## Your objective
Check each line of the listing for the word "text" and report how many lines contain it, giving nothing but the number.

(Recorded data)
—————
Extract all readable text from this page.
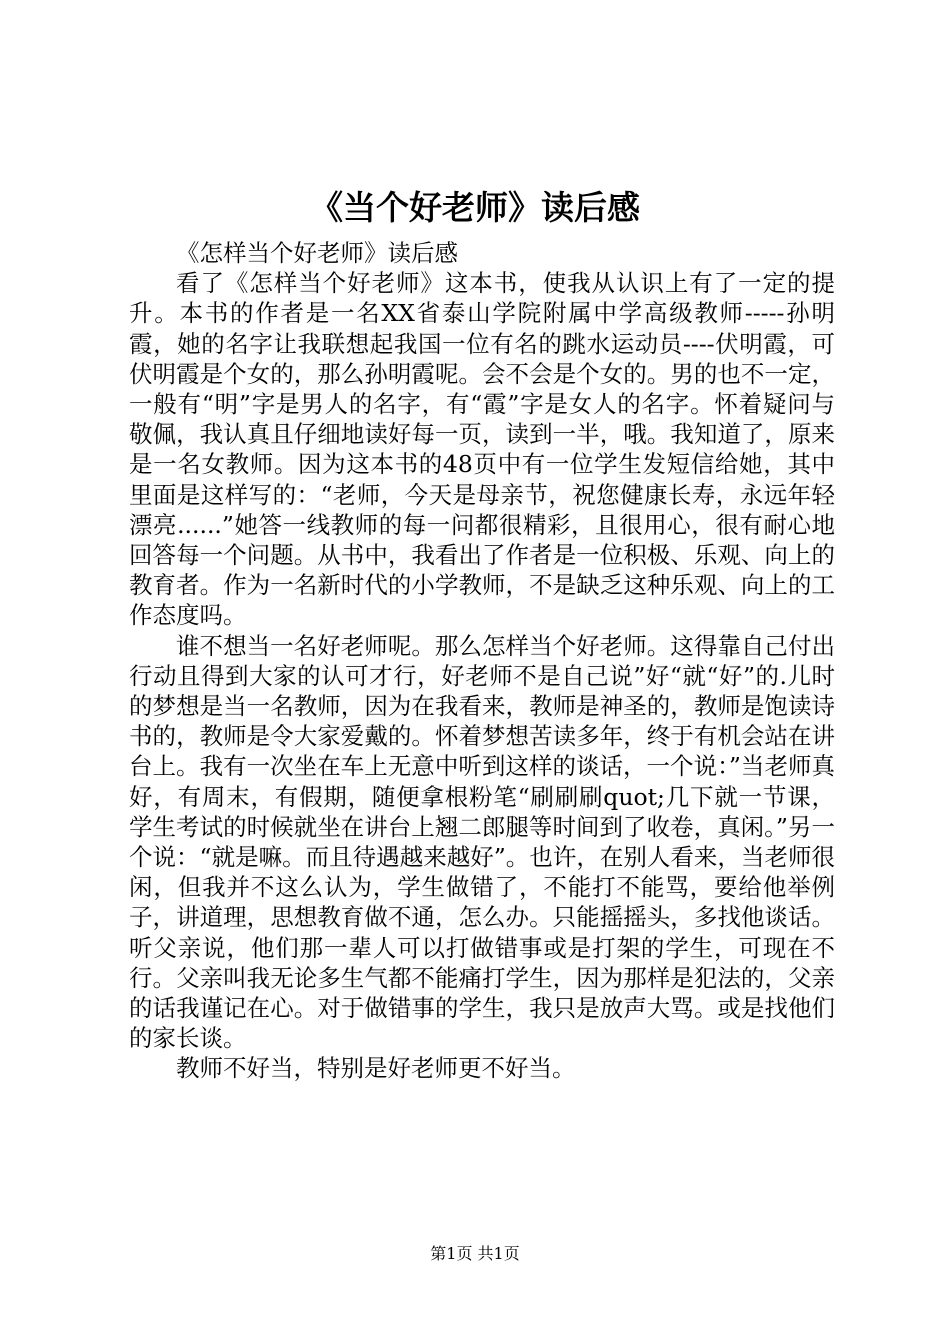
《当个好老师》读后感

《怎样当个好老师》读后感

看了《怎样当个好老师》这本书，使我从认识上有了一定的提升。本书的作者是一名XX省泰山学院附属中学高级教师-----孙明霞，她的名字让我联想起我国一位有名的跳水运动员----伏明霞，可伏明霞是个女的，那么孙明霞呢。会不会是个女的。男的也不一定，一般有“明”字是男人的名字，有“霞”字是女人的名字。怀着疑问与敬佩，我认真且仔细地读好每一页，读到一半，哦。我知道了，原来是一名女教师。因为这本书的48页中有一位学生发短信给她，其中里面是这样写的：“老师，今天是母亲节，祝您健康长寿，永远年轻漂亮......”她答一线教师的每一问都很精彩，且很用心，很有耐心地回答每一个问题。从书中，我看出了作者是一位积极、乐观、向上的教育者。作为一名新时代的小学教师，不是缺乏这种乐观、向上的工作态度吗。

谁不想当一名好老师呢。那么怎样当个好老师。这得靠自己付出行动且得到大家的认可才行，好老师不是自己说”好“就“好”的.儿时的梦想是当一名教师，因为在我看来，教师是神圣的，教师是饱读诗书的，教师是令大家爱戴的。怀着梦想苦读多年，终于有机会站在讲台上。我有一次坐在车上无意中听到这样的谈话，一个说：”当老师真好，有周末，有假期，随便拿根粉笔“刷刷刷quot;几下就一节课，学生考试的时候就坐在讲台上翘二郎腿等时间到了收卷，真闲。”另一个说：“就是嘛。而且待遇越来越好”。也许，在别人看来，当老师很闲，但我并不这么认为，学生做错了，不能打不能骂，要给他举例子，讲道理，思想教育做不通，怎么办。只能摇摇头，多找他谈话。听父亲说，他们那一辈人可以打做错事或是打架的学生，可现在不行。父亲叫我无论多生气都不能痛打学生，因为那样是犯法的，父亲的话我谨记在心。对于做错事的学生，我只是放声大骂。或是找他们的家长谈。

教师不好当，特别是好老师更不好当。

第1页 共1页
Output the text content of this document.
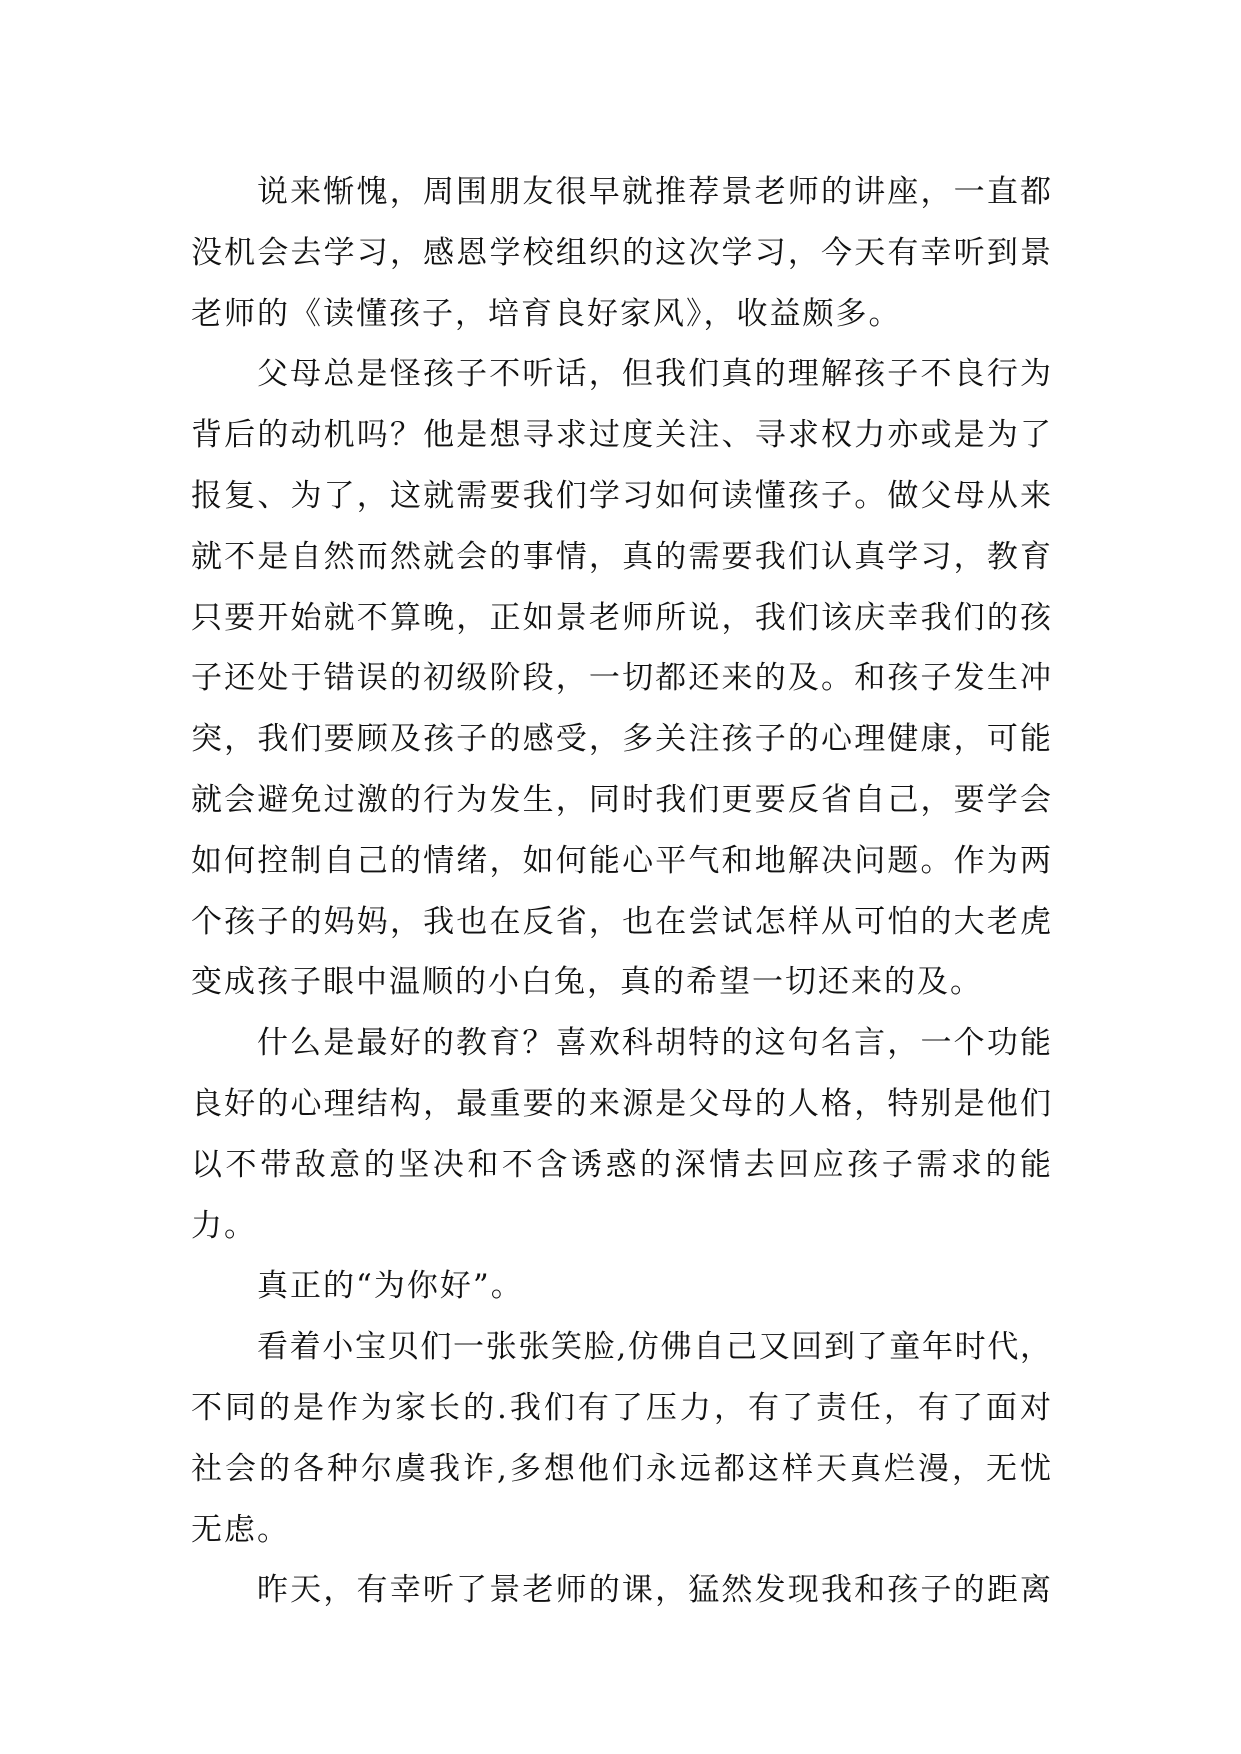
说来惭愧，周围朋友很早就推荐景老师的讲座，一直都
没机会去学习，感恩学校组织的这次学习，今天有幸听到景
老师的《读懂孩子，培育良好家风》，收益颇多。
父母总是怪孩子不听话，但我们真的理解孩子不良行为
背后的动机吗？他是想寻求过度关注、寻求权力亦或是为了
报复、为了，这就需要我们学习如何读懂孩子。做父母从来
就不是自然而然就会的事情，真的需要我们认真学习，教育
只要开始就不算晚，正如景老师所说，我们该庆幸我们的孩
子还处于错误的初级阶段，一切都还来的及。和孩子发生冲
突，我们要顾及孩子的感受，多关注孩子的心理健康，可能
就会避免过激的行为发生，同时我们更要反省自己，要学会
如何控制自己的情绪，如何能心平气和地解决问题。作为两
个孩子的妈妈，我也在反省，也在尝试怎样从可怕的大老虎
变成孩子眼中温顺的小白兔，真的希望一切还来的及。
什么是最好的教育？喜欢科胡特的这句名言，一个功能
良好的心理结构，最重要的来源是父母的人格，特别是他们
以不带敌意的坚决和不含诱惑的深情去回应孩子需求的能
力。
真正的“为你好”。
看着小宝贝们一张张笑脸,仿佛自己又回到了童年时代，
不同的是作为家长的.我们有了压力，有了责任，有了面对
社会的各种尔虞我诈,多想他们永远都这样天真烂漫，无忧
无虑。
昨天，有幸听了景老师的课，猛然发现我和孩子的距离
—————
## Result of this task
2